▶ _Objective_
Pull out every line below holding the word "HARI".

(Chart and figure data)
⁂

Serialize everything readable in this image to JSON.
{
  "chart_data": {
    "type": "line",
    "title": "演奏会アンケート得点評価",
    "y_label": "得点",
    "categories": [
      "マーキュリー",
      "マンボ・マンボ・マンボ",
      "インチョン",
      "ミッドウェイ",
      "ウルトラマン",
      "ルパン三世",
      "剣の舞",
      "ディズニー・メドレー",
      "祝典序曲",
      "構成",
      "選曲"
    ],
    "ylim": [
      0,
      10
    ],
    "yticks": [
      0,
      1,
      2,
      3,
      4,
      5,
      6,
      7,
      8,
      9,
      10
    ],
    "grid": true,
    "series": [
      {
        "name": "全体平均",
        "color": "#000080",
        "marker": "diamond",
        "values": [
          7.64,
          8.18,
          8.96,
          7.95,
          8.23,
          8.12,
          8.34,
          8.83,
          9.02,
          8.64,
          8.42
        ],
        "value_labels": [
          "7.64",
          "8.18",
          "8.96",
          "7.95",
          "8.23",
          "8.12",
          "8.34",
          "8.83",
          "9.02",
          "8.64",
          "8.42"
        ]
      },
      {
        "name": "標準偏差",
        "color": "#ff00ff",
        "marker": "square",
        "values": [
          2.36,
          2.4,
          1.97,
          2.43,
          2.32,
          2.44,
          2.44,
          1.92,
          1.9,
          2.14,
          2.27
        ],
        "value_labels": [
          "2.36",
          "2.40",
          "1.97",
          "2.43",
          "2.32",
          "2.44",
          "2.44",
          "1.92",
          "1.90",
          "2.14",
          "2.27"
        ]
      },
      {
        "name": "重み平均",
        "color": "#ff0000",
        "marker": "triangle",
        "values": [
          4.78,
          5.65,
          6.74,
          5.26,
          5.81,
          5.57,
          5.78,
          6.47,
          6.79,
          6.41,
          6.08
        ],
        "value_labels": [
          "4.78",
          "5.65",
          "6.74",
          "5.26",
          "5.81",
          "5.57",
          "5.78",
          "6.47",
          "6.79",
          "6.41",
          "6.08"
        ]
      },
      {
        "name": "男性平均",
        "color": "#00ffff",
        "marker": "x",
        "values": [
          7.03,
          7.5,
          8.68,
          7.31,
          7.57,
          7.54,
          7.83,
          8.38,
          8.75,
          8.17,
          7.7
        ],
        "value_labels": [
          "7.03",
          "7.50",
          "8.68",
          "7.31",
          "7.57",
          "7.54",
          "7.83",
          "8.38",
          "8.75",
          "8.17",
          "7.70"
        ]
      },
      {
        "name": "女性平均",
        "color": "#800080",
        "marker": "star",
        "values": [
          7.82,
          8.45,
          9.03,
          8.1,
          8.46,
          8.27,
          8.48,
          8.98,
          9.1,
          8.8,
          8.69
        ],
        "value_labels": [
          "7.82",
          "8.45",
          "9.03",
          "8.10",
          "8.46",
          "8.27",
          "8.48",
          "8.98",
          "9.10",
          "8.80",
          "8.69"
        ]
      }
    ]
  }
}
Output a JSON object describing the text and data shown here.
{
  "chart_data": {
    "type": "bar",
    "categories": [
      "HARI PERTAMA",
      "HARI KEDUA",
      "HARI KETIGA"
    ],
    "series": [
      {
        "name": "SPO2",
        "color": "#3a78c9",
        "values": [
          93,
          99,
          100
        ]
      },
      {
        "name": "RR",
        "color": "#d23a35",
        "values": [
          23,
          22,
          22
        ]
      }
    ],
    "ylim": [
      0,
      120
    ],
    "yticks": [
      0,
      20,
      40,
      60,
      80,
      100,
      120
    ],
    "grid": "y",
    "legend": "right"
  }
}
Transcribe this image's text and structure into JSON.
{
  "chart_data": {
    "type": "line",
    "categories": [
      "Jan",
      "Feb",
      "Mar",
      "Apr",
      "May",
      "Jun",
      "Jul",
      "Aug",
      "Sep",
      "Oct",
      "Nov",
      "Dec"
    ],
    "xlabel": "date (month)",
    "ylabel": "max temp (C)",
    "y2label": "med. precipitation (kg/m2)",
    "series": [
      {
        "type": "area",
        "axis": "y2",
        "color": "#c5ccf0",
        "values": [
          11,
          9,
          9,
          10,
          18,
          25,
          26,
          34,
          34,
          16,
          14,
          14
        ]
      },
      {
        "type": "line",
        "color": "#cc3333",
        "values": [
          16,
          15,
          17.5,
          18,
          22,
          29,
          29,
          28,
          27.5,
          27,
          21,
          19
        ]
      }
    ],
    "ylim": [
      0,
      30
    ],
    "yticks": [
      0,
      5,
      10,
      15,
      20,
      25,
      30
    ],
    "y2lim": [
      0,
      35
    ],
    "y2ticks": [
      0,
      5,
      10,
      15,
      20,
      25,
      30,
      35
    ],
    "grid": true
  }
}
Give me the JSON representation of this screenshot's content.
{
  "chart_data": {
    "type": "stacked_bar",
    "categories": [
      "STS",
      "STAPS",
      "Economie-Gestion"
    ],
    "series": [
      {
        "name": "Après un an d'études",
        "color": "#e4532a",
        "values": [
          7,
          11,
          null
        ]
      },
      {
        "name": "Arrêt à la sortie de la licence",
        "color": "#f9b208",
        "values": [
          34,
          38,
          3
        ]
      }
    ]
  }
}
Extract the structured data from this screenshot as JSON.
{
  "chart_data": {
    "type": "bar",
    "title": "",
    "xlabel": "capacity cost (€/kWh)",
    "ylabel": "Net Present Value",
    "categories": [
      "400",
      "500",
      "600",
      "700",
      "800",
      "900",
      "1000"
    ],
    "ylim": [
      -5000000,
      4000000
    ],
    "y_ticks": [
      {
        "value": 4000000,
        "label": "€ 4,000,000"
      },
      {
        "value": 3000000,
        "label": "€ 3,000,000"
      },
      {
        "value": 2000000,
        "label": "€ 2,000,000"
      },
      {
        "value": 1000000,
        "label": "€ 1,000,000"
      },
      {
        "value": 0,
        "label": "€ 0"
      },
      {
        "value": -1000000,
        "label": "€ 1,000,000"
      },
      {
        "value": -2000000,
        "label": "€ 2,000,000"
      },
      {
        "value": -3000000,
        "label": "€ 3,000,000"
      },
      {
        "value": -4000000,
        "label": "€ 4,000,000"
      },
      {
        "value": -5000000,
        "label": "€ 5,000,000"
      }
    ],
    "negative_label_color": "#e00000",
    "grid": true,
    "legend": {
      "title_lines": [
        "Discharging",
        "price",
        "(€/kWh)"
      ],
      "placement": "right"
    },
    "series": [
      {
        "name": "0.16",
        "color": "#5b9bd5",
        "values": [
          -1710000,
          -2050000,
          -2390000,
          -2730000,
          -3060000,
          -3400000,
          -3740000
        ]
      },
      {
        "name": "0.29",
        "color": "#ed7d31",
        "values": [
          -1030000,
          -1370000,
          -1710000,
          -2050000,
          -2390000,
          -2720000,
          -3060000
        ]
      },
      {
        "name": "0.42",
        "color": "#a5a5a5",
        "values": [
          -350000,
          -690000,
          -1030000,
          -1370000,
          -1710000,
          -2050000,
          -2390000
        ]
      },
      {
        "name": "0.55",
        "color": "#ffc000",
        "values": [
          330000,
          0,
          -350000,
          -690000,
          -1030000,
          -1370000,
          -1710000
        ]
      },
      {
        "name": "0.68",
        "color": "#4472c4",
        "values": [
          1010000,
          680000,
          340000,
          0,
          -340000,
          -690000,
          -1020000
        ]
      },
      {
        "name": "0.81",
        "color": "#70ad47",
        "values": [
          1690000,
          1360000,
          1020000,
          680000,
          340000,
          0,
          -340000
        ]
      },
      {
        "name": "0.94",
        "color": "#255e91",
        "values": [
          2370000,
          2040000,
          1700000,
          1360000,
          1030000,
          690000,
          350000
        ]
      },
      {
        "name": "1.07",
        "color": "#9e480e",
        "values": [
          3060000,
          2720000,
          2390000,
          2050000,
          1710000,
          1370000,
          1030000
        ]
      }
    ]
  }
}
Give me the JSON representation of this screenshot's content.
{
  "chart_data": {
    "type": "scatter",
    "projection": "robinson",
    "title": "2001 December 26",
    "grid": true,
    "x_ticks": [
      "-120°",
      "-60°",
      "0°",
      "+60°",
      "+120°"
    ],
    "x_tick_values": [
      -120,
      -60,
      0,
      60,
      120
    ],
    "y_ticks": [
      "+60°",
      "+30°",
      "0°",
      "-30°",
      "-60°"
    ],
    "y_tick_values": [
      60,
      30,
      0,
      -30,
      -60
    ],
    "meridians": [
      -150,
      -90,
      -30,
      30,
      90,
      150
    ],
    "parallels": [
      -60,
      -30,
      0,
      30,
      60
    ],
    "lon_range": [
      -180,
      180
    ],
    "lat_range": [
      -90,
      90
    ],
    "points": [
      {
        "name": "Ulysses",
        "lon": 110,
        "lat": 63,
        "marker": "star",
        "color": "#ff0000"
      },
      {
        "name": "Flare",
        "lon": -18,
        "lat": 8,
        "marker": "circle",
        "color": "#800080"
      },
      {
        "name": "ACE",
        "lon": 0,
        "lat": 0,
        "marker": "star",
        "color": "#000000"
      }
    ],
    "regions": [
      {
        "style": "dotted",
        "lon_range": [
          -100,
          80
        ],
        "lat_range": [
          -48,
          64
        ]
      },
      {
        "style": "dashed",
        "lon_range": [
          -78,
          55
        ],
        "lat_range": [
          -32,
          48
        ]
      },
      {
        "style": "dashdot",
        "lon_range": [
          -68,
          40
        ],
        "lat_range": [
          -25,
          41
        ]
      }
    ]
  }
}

⁂

▶ _The output_
      "HARI PERTAMA",
      "HARI KEDUA",
      "HARI KETIGA"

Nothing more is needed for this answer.